** Start Listing **
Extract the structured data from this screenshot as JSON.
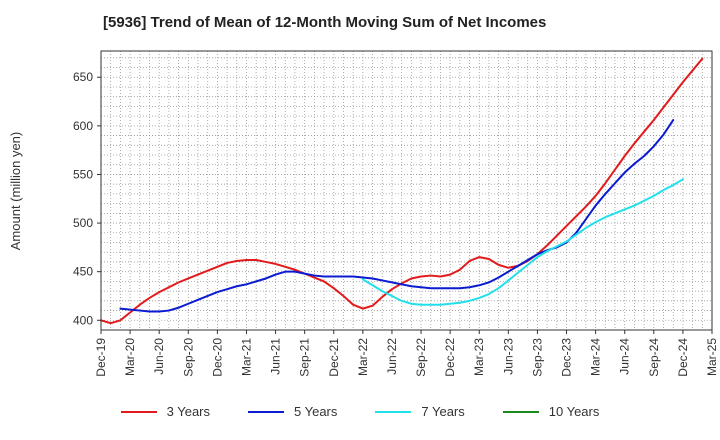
{
  "title": "[5936]  Trend of Mean of 12-Month Moving Sum of Net Incomes",
  "chart_data": {
    "type": "line",
    "title": "[5936]  Trend of Mean of 12-Month Moving Sum of Net Incomes",
    "ylabel": "Amount (million yen)",
    "xlabel": "",
    "ylim": [
      390,
      677
    ],
    "yticks": [
      400,
      450,
      500,
      550,
      600,
      650
    ],
    "xticks": [
      "Dec-19",
      "Mar-20",
      "Jun-20",
      "Sep-20",
      "Dec-20",
      "Mar-21",
      "Jun-21",
      "Sep-21",
      "Dec-21",
      "Mar-22",
      "Jun-22",
      "Sep-22",
      "Dec-22",
      "Mar-23",
      "Jun-23",
      "Sep-23",
      "Dec-23",
      "Mar-24",
      "Jun-24",
      "Sep-24",
      "Dec-24",
      "Mar-25"
    ],
    "grid": true,
    "legend_position": "bottom",
    "series": [
      {
        "name": "3 Years",
        "color": "#e31a1c",
        "start_index": 0,
        "values": [
          400,
          397,
          400,
          408,
          416,
          423,
          429,
          434,
          439,
          443,
          447,
          451,
          455,
          459,
          461,
          462,
          462,
          460,
          458,
          455,
          452,
          448,
          444,
          440,
          433,
          425,
          416,
          412,
          415,
          424,
          432,
          438,
          443,
          445,
          446,
          445,
          447,
          452,
          461,
          465,
          463,
          457,
          454,
          456,
          461,
          468,
          477,
          487,
          497,
          507,
          517,
          528,
          541,
          555,
          569,
          582,
          594,
          606,
          619,
          632,
          645,
          657,
          669
        ]
      },
      {
        "name": "5 Years",
        "color": "#0a1bd1",
        "start_index": 2,
        "values": [
          412,
          411,
          410,
          409,
          409,
          410,
          413,
          417,
          421,
          425,
          429,
          432,
          435,
          437,
          440,
          443,
          447,
          450,
          450,
          448,
          446,
          445,
          445,
          445,
          445,
          444,
          443,
          441,
          439,
          437,
          435,
          434,
          433,
          433,
          433,
          433,
          434,
          436,
          439,
          444,
          450,
          456,
          462,
          468,
          472,
          475,
          480,
          490,
          504,
          518,
          530,
          541,
          552,
          561,
          569,
          579,
          591,
          606
        ]
      },
      {
        "name": "7 Years",
        "color": "#22e0ea",
        "start_index": 27,
        "values": [
          442,
          436,
          430,
          425,
          420,
          417,
          416,
          416,
          416,
          417,
          418,
          420,
          423,
          427,
          433,
          441,
          449,
          457,
          465,
          471,
          476,
          481,
          488,
          495,
          501,
          506,
          510,
          514,
          518,
          523,
          528,
          534,
          539,
          545
        ]
      },
      {
        "name": "10 Years",
        "color": "#1a8a1a",
        "start_index": 0,
        "values": []
      }
    ]
  }
}
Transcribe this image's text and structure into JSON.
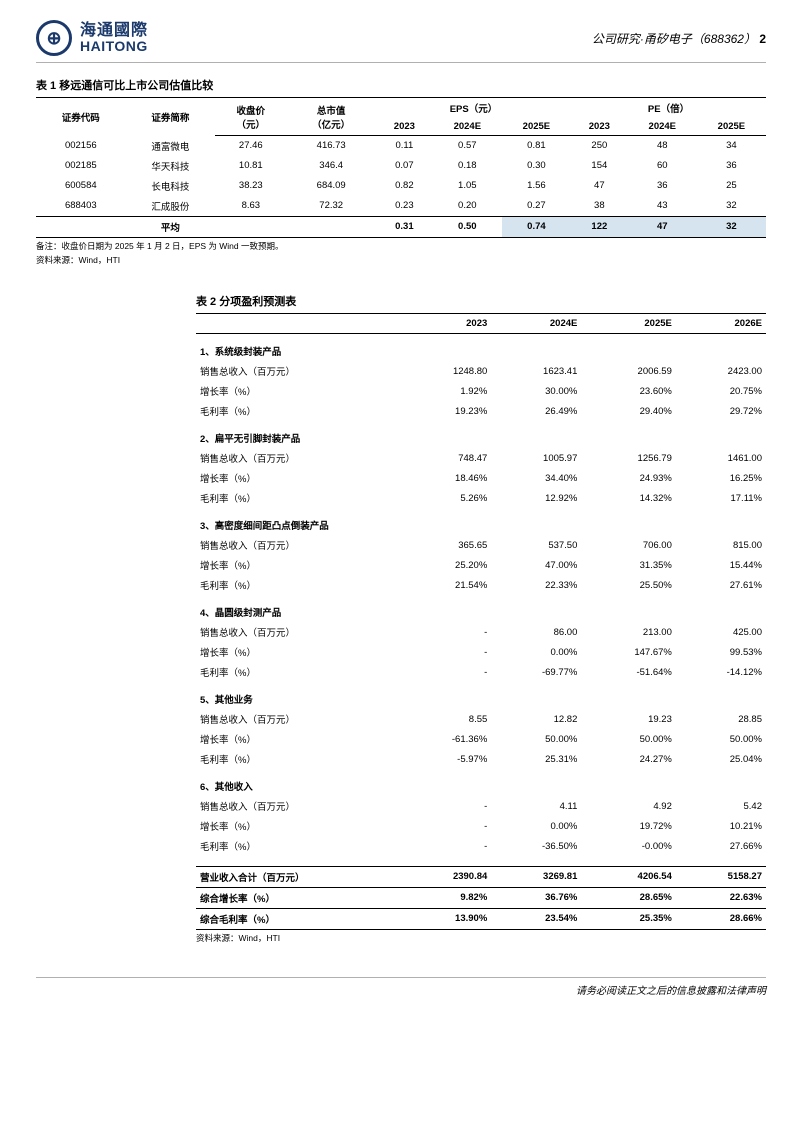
{
  "header": {
    "company_cn": "海通國際",
    "company_en": "HAITONG",
    "logo_glyph": "⊕",
    "right_label": "公司研究·甬矽电子（688362）",
    "page_num": "2"
  },
  "table1": {
    "title": "表 1 移远通信可比上市公司估值比较",
    "columns": {
      "code": "证券代码",
      "name": "证券简称",
      "close": "收盘价（元）",
      "mktcap": "总市值（亿元）",
      "eps_group": "EPS（元）",
      "pe_group": "PE（倍）",
      "years": [
        "2023",
        "2024E",
        "2025E"
      ]
    },
    "rows": [
      {
        "code": "002156",
        "name": "通富微电",
        "close": "27.46",
        "mktcap": "416.73",
        "eps": [
          "0.11",
          "0.57",
          "0.81"
        ],
        "pe": [
          "250",
          "48",
          "34"
        ]
      },
      {
        "code": "002185",
        "name": "华天科技",
        "close": "10.81",
        "mktcap": "346.4",
        "eps": [
          "0.07",
          "0.18",
          "0.30"
        ],
        "pe": [
          "154",
          "60",
          "36"
        ]
      },
      {
        "code": "600584",
        "name": "长电科技",
        "close": "38.23",
        "mktcap": "684.09",
        "eps": [
          "0.82",
          "1.05",
          "1.56"
        ],
        "pe": [
          "47",
          "36",
          "25"
        ]
      },
      {
        "code": "688403",
        "name": "汇成股份",
        "close": "8.63",
        "mktcap": "72.32",
        "eps": [
          "0.23",
          "0.20",
          "0.27"
        ],
        "pe": [
          "38",
          "43",
          "32"
        ]
      }
    ],
    "average": {
      "label": "平均",
      "eps": [
        "0.31",
        "0.50",
        "0.74"
      ],
      "pe": [
        "122",
        "47",
        "32"
      ]
    },
    "note1": "备注：收盘价日期为 2025 年 1 月 2 日，EPS 为 Wind 一致预期。",
    "note2": "资料来源：Wind，HTI"
  },
  "table2": {
    "title": "表 2 分项盈利预测表",
    "years": [
      "2023",
      "2024E",
      "2025E",
      "2026E"
    ],
    "metric_labels": {
      "revenue": "销售总收入（百万元）",
      "growth": "增长率（%）",
      "margin": "毛利率（%）"
    },
    "segments": [
      {
        "name": "1、系统级封装产品",
        "revenue": [
          "1248.80",
          "1623.41",
          "2006.59",
          "2423.00"
        ],
        "growth": [
          "1.92%",
          "30.00%",
          "23.60%",
          "20.75%"
        ],
        "margin": [
          "19.23%",
          "26.49%",
          "29.40%",
          "29.72%"
        ]
      },
      {
        "name": "2、扁平无引脚封装产品",
        "revenue": [
          "748.47",
          "1005.97",
          "1256.79",
          "1461.00"
        ],
        "growth": [
          "18.46%",
          "34.40%",
          "24.93%",
          "16.25%"
        ],
        "margin": [
          "5.26%",
          "12.92%",
          "14.32%",
          "17.11%"
        ]
      },
      {
        "name": "3、高密度细间距凸点倒装产品",
        "revenue": [
          "365.65",
          "537.50",
          "706.00",
          "815.00"
        ],
        "growth": [
          "25.20%",
          "47.00%",
          "31.35%",
          "15.44%"
        ],
        "margin": [
          "21.54%",
          "22.33%",
          "25.50%",
          "27.61%"
        ]
      },
      {
        "name": "4、晶圆级封测产品",
        "revenue": [
          "-",
          "86.00",
          "213.00",
          "425.00"
        ],
        "growth": [
          "-",
          "0.00%",
          "147.67%",
          "99.53%"
        ],
        "margin": [
          "-",
          "-69.77%",
          "-51.64%",
          "-14.12%"
        ]
      },
      {
        "name": "5、其他业务",
        "revenue": [
          "8.55",
          "12.82",
          "19.23",
          "28.85"
        ],
        "growth": [
          "-61.36%",
          "50.00%",
          "50.00%",
          "50.00%"
        ],
        "margin": [
          "-5.97%",
          "25.31%",
          "24.27%",
          "25.04%"
        ]
      },
      {
        "name": "6、其他收入",
        "revenue": [
          "-",
          "4.11",
          "4.92",
          "5.42"
        ],
        "growth": [
          "-",
          "0.00%",
          "19.72%",
          "10.21%"
        ],
        "margin": [
          "-",
          "-36.50%",
          "-0.00%",
          "27.66%"
        ]
      }
    ],
    "totals": [
      {
        "label": "营业收入合计（百万元）",
        "values": [
          "2390.84",
          "3269.81",
          "4206.54",
          "5158.27"
        ]
      },
      {
        "label": "综合增长率（%）",
        "values": [
          "9.82%",
          "36.76%",
          "28.65%",
          "22.63%"
        ]
      },
      {
        "label": "综合毛利率（%）",
        "values": [
          "13.90%",
          "23.54%",
          "25.35%",
          "28.66%"
        ]
      }
    ],
    "source": "资料来源：Wind，HTI"
  },
  "footer": "请务必阅读正文之后的信息披露和法律声明",
  "highlight_color": "#d6e4ef",
  "logo_color": "#1b3a6b"
}
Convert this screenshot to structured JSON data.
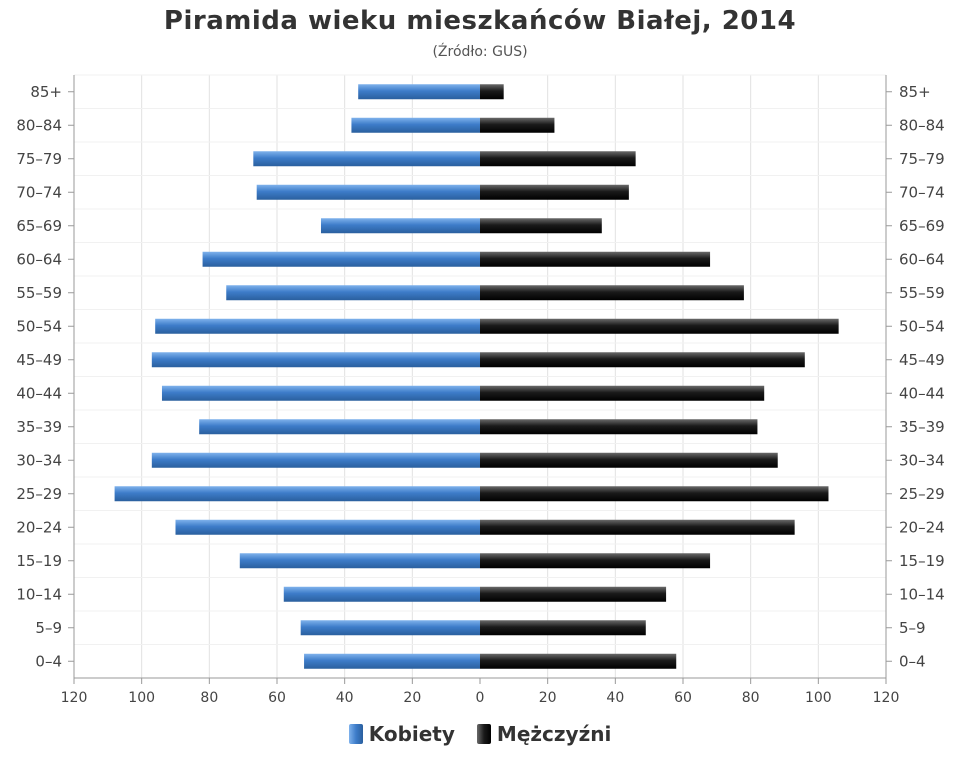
{
  "chart_data": {
    "type": "bar",
    "orientation": "horizontal",
    "layout": "population-pyramid",
    "title": "Piramida wieku mieszkańców Białej, 2014",
    "subtitle": "(Źródło: GUS)",
    "categories": [
      "85+",
      "80–84",
      "75–79",
      "70–74",
      "65–69",
      "60–64",
      "55–59",
      "50–54",
      "45–49",
      "40–44",
      "35–39",
      "30–34",
      "25–29",
      "20–24",
      "15–19",
      "10–14",
      "5–9",
      "0–4"
    ],
    "series": [
      {
        "name": "Kobiety",
        "color": "#3d7cc9",
        "values": [
          36,
          38,
          67,
          66,
          47,
          82,
          75,
          96,
          97,
          94,
          83,
          97,
          108,
          90,
          71,
          58,
          53,
          52
        ]
      },
      {
        "name": "Mężczyźni",
        "color": "#1a1a1a",
        "values": [
          7,
          22,
          46,
          44,
          36,
          68,
          78,
          106,
          96,
          84,
          82,
          88,
          103,
          93,
          68,
          55,
          49,
          58
        ]
      }
    ],
    "xlim": [
      -120,
      120
    ],
    "x_ticks": [
      120,
      100,
      80,
      60,
      40,
      20,
      0,
      20,
      40,
      60,
      80,
      100,
      120
    ],
    "grid": true,
    "legend_position": "bottom-center",
    "category_labels_both_sides": true
  }
}
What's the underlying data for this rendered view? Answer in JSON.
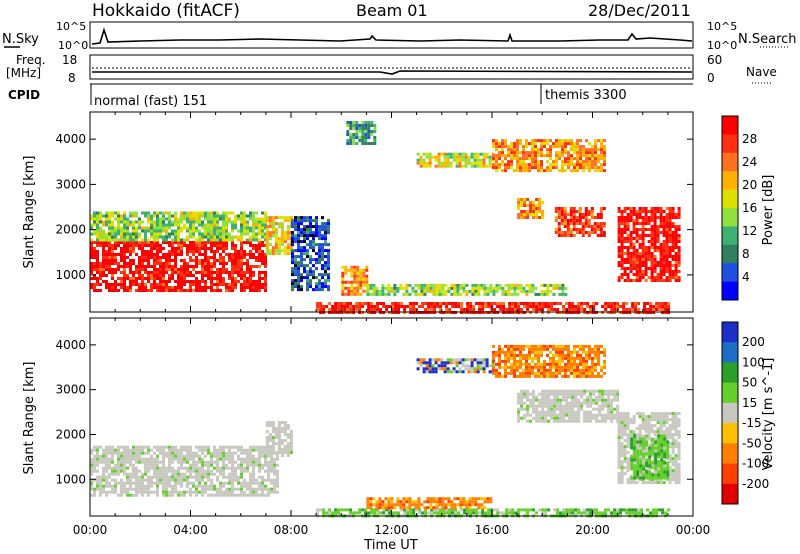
{
  "header": {
    "station": "Hokkaido (fitACF)",
    "beam": "Beam 01",
    "date": "28/Dec/2011"
  },
  "top_panel": {
    "nsky_label": "N.Sky",
    "left_ticks": [
      "10^5",
      "10^0"
    ],
    "right_ticks": [
      "10^5",
      "10^0"
    ],
    "nsearch_label": "N.Search"
  },
  "freq_panel": {
    "label_line1": "Freq.",
    "label_line2": "[MHz]",
    "left_ticks": [
      "18",
      "8"
    ],
    "right_ticks": [
      "60",
      "0"
    ],
    "nave_label": "Nave"
  },
  "cpid": {
    "label": "CPID",
    "segments": [
      {
        "text": "normal (fast) 151",
        "start_hour": 0
      },
      {
        "text": "themis 3300",
        "start_hour": 18.0
      }
    ]
  },
  "chart_data": [
    {
      "type": "heatmap",
      "name": "Power",
      "ylabel": "Slant Range [km]",
      "colorbar_label": "Power [dB]",
      "colorbar_ticks": [
        "28",
        "24",
        "20",
        "16",
        "12",
        "8",
        "4"
      ],
      "colorbar_colors": [
        "#ff0000",
        "#ff3010",
        "#ff7020",
        "#ffb000",
        "#e0e000",
        "#90e040",
        "#40b070",
        "#308060",
        "#2050e0",
        "#0000ff"
      ],
      "x_range_hours": [
        0,
        24
      ],
      "ylim": [
        180,
        4600
      ],
      "y_ticks": [
        1000,
        2000,
        3000,
        4000
      ],
      "regions": [
        {
          "t0": 0.0,
          "t1": 7.0,
          "r0": 650,
          "r1": 1750,
          "level": 0.95
        },
        {
          "t0": 0.0,
          "t1": 7.0,
          "r0": 1750,
          "r1": 2400,
          "level": 0.45
        },
        {
          "t0": 7.0,
          "t1": 8.0,
          "r0": 1500,
          "r1": 2300,
          "level": 0.6
        },
        {
          "t0": 8.0,
          "t1": 9.5,
          "r0": 700,
          "r1": 2300,
          "level": 0.15
        },
        {
          "t0": 10.0,
          "t1": 11.0,
          "r0": 600,
          "r1": 1200,
          "level": 0.7
        },
        {
          "t0": 10.2,
          "t1": 11.3,
          "r0": 3900,
          "r1": 4400,
          "level": 0.3
        },
        {
          "t0": 13.0,
          "t1": 16.0,
          "r0": 3400,
          "r1": 3700,
          "level": 0.55
        },
        {
          "t0": 16.0,
          "t1": 20.5,
          "r0": 3300,
          "r1": 4000,
          "level": 0.7
        },
        {
          "t0": 17.0,
          "t1": 18.0,
          "r0": 2300,
          "r1": 2700,
          "level": 0.7
        },
        {
          "t0": 18.5,
          "t1": 20.5,
          "r0": 1900,
          "r1": 2500,
          "level": 0.85
        },
        {
          "t0": 21.0,
          "t1": 23.5,
          "r0": 900,
          "r1": 2500,
          "level": 0.95
        },
        {
          "t0": 9.0,
          "t1": 23.0,
          "r0": 180,
          "r1": 400,
          "level": 0.9
        },
        {
          "t0": 11.0,
          "t1": 19.0,
          "r0": 600,
          "r1": 800,
          "level": 0.45
        }
      ]
    },
    {
      "type": "heatmap",
      "name": "Velocity",
      "ylabel": "Slant Range [km]",
      "colorbar_label": "Velocity [m s^-1]",
      "colorbar_ticks": [
        "200",
        "100",
        "50",
        "15",
        "-15",
        "-50",
        "-100",
        "-200"
      ],
      "colorbar_colors": [
        "#1e2ec8",
        "#1e6ec8",
        "#2aa02a",
        "#66d02a",
        "#c8c8c0",
        "#ffc000",
        "#ff8000",
        "#ff4000",
        "#e00000"
      ],
      "x_range_hours": [
        0,
        24
      ],
      "ylim": [
        180,
        4600
      ],
      "y_ticks": [
        1000,
        2000,
        3000,
        4000
      ],
      "regions": [
        {
          "t0": 0.0,
          "t1": 7.5,
          "r0": 650,
          "r1": 1750,
          "kind": "ground"
        },
        {
          "t0": 7.0,
          "t1": 8.0,
          "r0": 1500,
          "r1": 2300,
          "kind": "ground"
        },
        {
          "t0": 13.0,
          "t1": 16.0,
          "r0": 3400,
          "r1": 3700,
          "kind": "mixed"
        },
        {
          "t0": 16.0,
          "t1": 20.5,
          "r0": 3300,
          "r1": 4000,
          "kind": "away"
        },
        {
          "t0": 17.0,
          "t1": 21.0,
          "r0": 2300,
          "r1": 3000,
          "kind": "ground"
        },
        {
          "t0": 21.0,
          "t1": 23.5,
          "r0": 900,
          "r1": 2500,
          "kind": "ground"
        },
        {
          "t0": 21.5,
          "t1": 23.0,
          "r0": 1000,
          "r1": 2000,
          "kind": "toward"
        },
        {
          "t0": 9.0,
          "t1": 23.0,
          "r0": 180,
          "r1": 350,
          "kind": "toward"
        },
        {
          "t0": 11.0,
          "t1": 16.0,
          "r0": 350,
          "r1": 600,
          "kind": "away"
        }
      ]
    }
  ],
  "x_axis": {
    "ticks": [
      "00:00",
      "04:00",
      "08:00",
      "12:00",
      "16:00",
      "20:00",
      "00:00"
    ],
    "label": "Time UT"
  }
}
** End Listing **
Using the material above, report each line where "资料来源" occurs.

Answer to the task ::
    "note2": "资料来源：Wind，HTI"
    "source": "资料来源：Wind，HTI"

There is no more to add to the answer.